++++ Material shown ++++

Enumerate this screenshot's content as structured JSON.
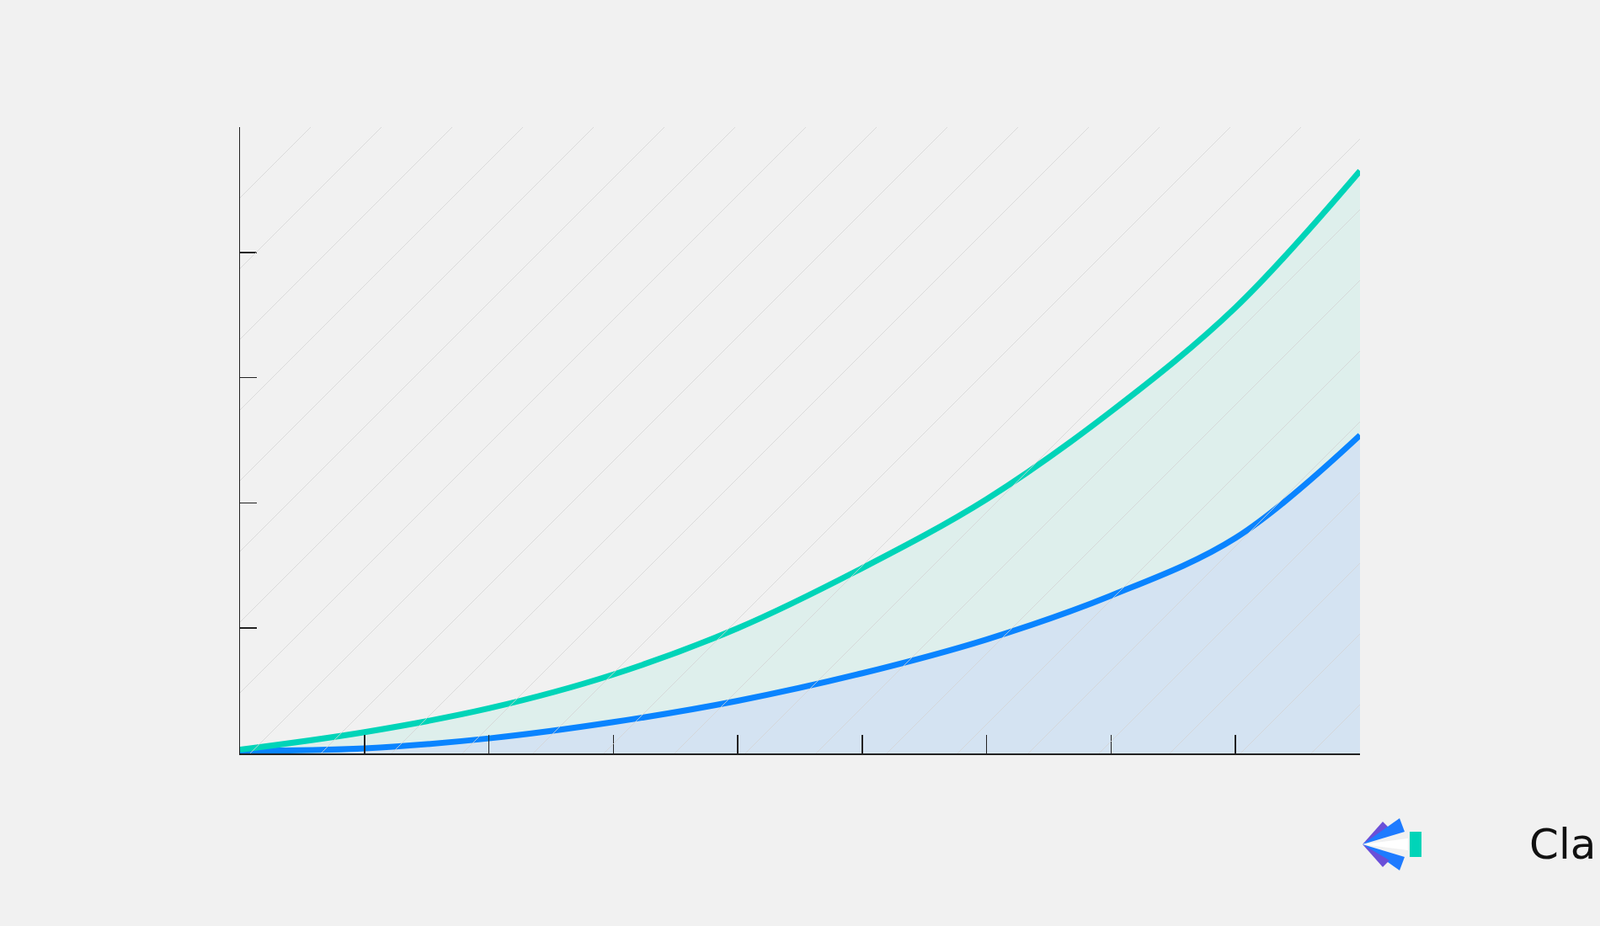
{
  "chart_data": {
    "type": "area",
    "annotations": [
      "Clari"
    ],
    "x": [
      0,
      1,
      2,
      3,
      4,
      5,
      6,
      7,
      8,
      9
    ],
    "series": [
      {
        "color": "#0a84ff",
        "values": [
          0.02,
          0.04,
          0.12,
          0.25,
          0.42,
          0.64,
          0.91,
          1.26,
          1.72,
          2.54
        ]
      },
      {
        "color": "#00d4b8",
        "values": [
          0.03,
          0.17,
          0.36,
          0.63,
          1.0,
          1.48,
          2.03,
          2.73,
          3.56,
          4.65
        ]
      }
    ],
    "xlim": [
      0,
      9
    ],
    "xticks": [
      0,
      1,
      2,
      3,
      4,
      5,
      6,
      7,
      8,
      9
    ],
    "ylim": [
      0,
      5
    ],
    "yticks": [
      0,
      1,
      2,
      3,
      4,
      5
    ],
    "grid": false,
    "tick_labels": false,
    "stacked": false
  }
}
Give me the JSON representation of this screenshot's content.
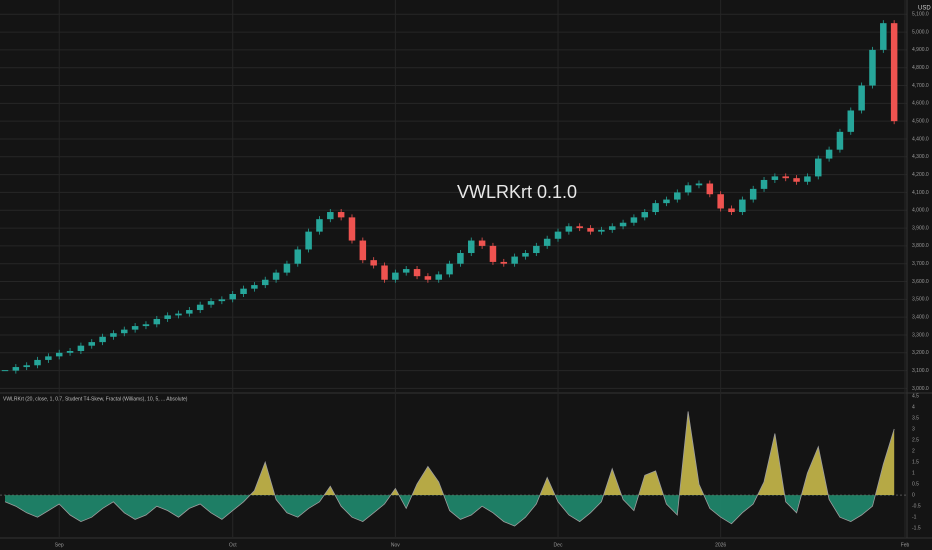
{
  "chart_data": [
    {
      "type": "candlestick",
      "watermark": "VWLRKrt 0.1.0",
      "currency": "USD",
      "values": [
        3100,
        3120,
        3130,
        3160,
        3180,
        3200,
        3210,
        3240,
        3260,
        3290,
        3310,
        3330,
        3350,
        3360,
        3390,
        3410,
        3420,
        3440,
        3470,
        3490,
        3500,
        3530,
        3560,
        3580,
        3610,
        3650,
        3700,
        3780,
        3880,
        3950,
        3990,
        3960,
        3830,
        3720,
        3690,
        3610,
        3650,
        3670,
        3630,
        3610,
        3640,
        3700,
        3760,
        3830,
        3800,
        3710,
        3700,
        3740,
        3760,
        3800,
        3840,
        3880,
        3910,
        3900,
        3880,
        3890,
        3910,
        3930,
        3960,
        3990,
        4040,
        4060,
        4100,
        4140,
        4150,
        4090,
        4010,
        3990,
        4060,
        4120,
        4170,
        4190,
        4180,
        4160,
        4190,
        4290,
        4340,
        4440,
        4560,
        4700,
        4900,
        5050,
        4500
      ],
      "xlim": [
        0,
        83
      ],
      "xticks": [
        {
          "value": 5,
          "label": "Sep"
        },
        {
          "value": 21,
          "label": "Oct"
        },
        {
          "value": 36,
          "label": "Nov"
        },
        {
          "value": 51,
          "label": "Dec"
        },
        {
          "value": 66,
          "label": "2026"
        },
        {
          "value": 83,
          "label": "Feb"
        }
      ],
      "ylim": [
        2980,
        5180
      ],
      "yticks": [
        {
          "value": 3000,
          "label": "3,000.0"
        },
        {
          "value": 3100,
          "label": "3,100.0"
        },
        {
          "value": 3200,
          "label": "3,200.0"
        },
        {
          "value": 3300,
          "label": "3,300.0"
        },
        {
          "value": 3400,
          "label": "3,400.0"
        },
        {
          "value": 3500,
          "label": "3,500.0"
        },
        {
          "value": 3600,
          "label": "3,600.0"
        },
        {
          "value": 3700,
          "label": "3,700.0"
        },
        {
          "value": 3800,
          "label": "3,800.0"
        },
        {
          "value": 3900,
          "label": "3,900.0"
        },
        {
          "value": 4000,
          "label": "4,000.0"
        },
        {
          "value": 4100,
          "label": "4,100.0"
        },
        {
          "value": 4200,
          "label": "4,200.0"
        },
        {
          "value": 4300,
          "label": "4,300.0"
        },
        {
          "value": 4400,
          "label": "4,400.0"
        },
        {
          "value": 4500,
          "label": "4,500.0"
        },
        {
          "value": 4600,
          "label": "4,600.0"
        },
        {
          "value": 4700,
          "label": "4,700.0"
        },
        {
          "value": 4800,
          "label": "4,800.0"
        },
        {
          "value": 4900,
          "label": "4,900.0"
        },
        {
          "value": 5000,
          "label": "5,000.0"
        },
        {
          "value": 5100,
          "label": "5,100.0"
        }
      ],
      "colors": {
        "up": "#26a69a",
        "down": "#ef5350"
      },
      "grid": true
    },
    {
      "type": "area",
      "title": "VWLRKrt (20, close, 1, 0.7, Student T4-Skew, Fractal (Williams), 10, 5, ... Absolute)",
      "values": [
        -0.3,
        -0.5,
        -0.8,
        -1.0,
        -0.7,
        -0.4,
        -0.9,
        -1.2,
        -1.0,
        -0.6,
        -0.3,
        -0.8,
        -1.1,
        -0.9,
        -0.5,
        -0.7,
        -1.0,
        -0.6,
        -0.4,
        -0.8,
        -1.1,
        -0.7,
        -0.3,
        0.2,
        1.5,
        -0.2,
        -0.8,
        -1.0,
        -0.6,
        -0.3,
        0.4,
        -0.5,
        -1.0,
        -1.2,
        -0.8,
        -0.4,
        0.3,
        -0.6,
        0.5,
        1.3,
        0.6,
        -0.7,
        -1.1,
        -0.9,
        -0.5,
        -0.8,
        -1.2,
        -1.4,
        -1.0,
        -0.4,
        0.8,
        -0.3,
        -0.9,
        -1.2,
        -0.8,
        -0.3,
        1.2,
        -0.2,
        -0.7,
        0.9,
        1.1,
        -0.4,
        -0.9,
        3.8,
        0.5,
        -0.6,
        -1.0,
        -1.3,
        -0.8,
        -0.4,
        0.6,
        2.8,
        -0.3,
        -0.8,
        1.0,
        2.2,
        -0.2,
        -1.0,
        -1.2,
        -0.9,
        -0.5,
        1.4,
        3.0
      ],
      "xlim": [
        0,
        83
      ],
      "ylim": [
        -1.9,
        4.5
      ],
      "yticks": [
        -1.5,
        -1,
        -0.5,
        0,
        0.5,
        1,
        1.5,
        2,
        2.5,
        3,
        3.5,
        4,
        4.5
      ],
      "color_pos": "#c8b94a",
      "color_neg": "#1f8a6e",
      "grid": true
    }
  ]
}
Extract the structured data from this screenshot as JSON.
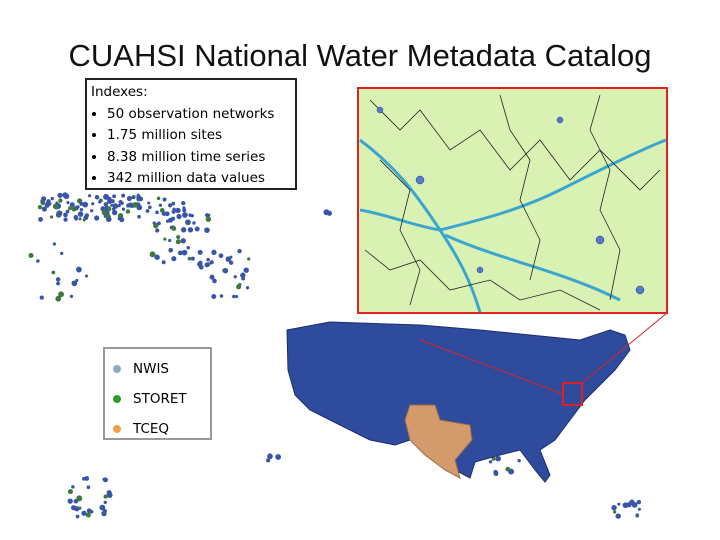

++++

From the listing, copy every line where the string "JSON" appears.

- **Response to the exercise**:
Enumerate this screenshot's content as structured JSON.
Give me the JSON representation of this screenshot's content.
Extract the structured data from this screenshot as JSON.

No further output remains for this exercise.